### DESCRIPTION OF THE TASK
Count the lines below that contain the word "Liberecký" and give only the number.

══ INFORMATION PROVIDED ══

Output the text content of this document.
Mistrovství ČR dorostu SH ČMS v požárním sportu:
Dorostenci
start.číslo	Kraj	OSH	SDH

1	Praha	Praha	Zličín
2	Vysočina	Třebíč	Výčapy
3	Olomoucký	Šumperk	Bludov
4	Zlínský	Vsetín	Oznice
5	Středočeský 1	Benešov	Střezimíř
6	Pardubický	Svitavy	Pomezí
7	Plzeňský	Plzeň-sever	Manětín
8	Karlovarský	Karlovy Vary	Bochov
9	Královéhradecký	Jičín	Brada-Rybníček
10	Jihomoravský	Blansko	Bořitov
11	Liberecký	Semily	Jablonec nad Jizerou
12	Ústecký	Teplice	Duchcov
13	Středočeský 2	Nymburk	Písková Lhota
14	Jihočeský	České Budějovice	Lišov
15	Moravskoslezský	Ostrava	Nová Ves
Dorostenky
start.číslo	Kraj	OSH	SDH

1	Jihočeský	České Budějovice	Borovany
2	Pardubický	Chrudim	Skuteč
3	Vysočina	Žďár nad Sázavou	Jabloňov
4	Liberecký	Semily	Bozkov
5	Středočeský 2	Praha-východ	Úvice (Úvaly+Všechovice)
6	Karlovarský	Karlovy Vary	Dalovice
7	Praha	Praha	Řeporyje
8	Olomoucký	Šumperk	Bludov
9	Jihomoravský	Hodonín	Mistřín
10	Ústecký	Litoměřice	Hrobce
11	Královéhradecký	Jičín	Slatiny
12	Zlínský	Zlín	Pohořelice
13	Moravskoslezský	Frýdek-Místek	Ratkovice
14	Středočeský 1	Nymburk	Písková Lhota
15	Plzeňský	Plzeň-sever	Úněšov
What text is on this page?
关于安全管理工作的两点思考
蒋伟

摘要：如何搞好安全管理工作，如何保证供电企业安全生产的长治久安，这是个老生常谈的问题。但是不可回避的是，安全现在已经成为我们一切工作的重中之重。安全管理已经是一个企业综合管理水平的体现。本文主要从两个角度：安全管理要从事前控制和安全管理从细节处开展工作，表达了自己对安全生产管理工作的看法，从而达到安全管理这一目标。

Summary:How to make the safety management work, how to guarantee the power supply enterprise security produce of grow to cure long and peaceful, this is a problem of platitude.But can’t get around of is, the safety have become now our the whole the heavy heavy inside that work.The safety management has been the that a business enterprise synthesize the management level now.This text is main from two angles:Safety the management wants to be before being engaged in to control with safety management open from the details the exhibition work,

═══

### ANSWER BELOW
2